### WRITTEN EXERCISE:
Locate each line in the records containing "Creation". Copy it.

### DATA FOR THIS TASK:
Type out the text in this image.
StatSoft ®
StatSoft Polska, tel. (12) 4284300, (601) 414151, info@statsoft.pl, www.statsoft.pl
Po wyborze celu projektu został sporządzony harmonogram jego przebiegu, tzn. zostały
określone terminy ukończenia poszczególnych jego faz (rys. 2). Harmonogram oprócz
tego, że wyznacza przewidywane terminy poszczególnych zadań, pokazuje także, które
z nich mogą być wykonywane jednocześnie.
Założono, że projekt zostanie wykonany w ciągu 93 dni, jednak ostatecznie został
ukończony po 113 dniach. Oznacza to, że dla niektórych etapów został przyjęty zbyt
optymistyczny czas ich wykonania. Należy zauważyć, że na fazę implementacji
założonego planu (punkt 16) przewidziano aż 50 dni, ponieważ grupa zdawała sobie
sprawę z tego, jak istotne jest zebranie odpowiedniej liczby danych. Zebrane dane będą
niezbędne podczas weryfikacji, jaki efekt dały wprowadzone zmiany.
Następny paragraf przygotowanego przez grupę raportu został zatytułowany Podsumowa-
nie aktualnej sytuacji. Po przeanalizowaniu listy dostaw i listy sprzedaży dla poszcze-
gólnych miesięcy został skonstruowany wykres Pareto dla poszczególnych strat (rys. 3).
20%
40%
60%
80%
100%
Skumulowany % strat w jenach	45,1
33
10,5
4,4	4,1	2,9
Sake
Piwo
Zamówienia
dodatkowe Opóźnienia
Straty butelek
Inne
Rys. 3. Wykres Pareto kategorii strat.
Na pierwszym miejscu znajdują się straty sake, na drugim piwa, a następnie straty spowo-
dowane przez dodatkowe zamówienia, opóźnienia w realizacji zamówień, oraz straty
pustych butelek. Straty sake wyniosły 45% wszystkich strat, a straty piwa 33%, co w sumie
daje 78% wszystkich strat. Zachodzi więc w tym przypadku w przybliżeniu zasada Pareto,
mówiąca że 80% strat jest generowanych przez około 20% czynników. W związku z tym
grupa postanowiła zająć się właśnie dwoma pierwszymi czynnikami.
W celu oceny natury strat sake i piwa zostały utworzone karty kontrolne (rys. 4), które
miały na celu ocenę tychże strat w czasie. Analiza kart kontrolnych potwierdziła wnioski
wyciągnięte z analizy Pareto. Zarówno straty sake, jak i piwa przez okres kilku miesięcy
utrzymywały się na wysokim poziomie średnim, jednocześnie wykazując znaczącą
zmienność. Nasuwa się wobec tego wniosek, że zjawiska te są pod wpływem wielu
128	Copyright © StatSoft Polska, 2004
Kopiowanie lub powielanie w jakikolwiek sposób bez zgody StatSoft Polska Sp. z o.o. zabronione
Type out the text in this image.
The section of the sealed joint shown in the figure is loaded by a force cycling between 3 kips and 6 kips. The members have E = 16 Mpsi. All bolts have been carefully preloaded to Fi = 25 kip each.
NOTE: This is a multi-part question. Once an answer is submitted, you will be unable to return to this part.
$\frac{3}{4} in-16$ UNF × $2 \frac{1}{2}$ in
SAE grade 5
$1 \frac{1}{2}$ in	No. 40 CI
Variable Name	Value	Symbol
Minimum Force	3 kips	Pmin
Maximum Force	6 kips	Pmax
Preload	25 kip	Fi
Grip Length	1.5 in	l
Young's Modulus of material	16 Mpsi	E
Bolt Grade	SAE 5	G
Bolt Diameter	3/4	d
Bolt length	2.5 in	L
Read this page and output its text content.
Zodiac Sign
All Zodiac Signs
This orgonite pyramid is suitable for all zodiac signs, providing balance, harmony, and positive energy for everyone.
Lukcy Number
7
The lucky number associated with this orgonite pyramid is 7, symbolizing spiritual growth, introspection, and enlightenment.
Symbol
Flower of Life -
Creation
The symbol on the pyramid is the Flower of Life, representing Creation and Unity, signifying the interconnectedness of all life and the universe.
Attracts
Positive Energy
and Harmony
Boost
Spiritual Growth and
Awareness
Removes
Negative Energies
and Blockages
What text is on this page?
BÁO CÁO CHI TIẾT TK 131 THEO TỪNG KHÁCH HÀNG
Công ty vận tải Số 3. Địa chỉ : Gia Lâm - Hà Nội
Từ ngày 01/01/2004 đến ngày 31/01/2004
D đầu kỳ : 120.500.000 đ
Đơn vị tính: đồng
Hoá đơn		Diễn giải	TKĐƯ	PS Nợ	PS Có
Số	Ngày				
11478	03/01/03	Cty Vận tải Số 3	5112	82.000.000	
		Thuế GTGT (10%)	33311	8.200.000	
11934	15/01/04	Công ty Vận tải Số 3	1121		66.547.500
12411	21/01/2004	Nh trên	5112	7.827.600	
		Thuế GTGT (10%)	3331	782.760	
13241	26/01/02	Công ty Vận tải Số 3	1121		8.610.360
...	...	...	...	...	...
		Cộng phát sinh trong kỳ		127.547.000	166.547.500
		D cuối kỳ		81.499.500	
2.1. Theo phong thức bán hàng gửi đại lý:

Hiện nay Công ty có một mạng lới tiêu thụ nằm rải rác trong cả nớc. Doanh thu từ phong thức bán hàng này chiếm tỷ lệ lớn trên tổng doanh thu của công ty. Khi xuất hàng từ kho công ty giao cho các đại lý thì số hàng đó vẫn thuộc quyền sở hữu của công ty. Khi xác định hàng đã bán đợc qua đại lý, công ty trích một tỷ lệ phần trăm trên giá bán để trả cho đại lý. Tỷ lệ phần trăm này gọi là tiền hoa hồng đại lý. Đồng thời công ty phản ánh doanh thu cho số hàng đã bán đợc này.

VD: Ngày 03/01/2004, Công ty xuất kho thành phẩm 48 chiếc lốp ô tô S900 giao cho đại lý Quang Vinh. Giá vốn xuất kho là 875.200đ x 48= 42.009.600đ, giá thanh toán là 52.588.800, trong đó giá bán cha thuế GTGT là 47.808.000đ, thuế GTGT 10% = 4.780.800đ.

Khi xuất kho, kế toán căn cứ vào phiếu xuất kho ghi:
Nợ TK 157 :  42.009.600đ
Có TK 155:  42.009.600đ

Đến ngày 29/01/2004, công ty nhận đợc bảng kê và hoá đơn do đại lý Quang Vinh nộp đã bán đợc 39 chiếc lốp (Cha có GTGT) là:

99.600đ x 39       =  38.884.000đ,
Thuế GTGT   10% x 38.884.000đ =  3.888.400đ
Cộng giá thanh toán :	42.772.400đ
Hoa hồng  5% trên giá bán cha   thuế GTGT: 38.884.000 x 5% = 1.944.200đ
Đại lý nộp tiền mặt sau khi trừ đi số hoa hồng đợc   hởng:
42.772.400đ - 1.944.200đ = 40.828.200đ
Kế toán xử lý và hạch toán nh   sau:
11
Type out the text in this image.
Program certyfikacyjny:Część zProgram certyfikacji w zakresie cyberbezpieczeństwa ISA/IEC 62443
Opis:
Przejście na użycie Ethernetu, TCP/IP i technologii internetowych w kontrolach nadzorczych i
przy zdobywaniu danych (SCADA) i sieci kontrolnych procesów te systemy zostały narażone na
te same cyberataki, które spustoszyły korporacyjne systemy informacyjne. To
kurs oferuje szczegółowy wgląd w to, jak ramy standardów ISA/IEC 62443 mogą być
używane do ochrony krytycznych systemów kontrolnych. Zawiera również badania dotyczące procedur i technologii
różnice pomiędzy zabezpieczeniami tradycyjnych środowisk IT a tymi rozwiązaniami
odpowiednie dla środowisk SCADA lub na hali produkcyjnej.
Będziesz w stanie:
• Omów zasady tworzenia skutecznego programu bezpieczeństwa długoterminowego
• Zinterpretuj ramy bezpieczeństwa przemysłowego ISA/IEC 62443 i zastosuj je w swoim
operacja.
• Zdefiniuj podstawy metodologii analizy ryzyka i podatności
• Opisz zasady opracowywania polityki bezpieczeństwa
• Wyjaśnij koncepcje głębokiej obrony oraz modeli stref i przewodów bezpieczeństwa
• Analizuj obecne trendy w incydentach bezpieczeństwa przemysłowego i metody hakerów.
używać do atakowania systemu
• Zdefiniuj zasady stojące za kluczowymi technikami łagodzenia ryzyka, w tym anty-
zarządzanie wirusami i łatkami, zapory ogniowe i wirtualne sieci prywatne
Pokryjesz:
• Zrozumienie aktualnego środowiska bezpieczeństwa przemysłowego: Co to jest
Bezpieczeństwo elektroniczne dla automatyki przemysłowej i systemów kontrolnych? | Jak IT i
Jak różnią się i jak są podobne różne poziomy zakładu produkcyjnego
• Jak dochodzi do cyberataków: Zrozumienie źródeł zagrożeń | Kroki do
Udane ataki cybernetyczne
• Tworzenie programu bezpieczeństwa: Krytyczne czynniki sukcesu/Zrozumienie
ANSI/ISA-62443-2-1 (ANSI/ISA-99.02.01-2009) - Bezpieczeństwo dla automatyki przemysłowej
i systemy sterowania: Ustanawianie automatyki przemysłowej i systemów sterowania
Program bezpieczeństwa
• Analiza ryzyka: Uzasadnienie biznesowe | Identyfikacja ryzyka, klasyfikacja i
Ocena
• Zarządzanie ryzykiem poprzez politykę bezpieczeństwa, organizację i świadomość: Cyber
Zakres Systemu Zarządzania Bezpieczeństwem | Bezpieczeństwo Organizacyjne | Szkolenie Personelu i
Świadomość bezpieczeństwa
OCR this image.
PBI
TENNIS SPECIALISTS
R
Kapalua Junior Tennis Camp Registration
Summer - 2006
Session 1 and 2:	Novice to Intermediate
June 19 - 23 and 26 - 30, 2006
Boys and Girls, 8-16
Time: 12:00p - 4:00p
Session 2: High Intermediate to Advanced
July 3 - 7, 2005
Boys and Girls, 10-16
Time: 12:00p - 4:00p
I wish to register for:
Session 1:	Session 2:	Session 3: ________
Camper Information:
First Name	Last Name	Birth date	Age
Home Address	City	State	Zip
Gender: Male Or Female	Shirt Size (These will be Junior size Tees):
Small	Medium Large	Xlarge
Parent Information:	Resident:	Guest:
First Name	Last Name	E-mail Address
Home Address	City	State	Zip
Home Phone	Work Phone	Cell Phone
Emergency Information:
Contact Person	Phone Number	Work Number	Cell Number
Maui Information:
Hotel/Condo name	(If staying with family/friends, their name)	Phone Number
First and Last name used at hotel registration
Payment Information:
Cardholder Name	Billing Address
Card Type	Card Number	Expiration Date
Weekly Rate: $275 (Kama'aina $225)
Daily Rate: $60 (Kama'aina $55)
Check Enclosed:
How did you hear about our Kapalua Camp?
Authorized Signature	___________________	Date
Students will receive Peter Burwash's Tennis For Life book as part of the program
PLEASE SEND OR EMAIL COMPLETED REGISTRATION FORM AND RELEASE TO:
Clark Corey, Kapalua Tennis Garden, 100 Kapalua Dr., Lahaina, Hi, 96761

### FINAL ANSWER:
Creation
The symbol on the pyramid is the Flower of Life, representing Creation and Unity, signifying the interconnectedness of all life and the universe.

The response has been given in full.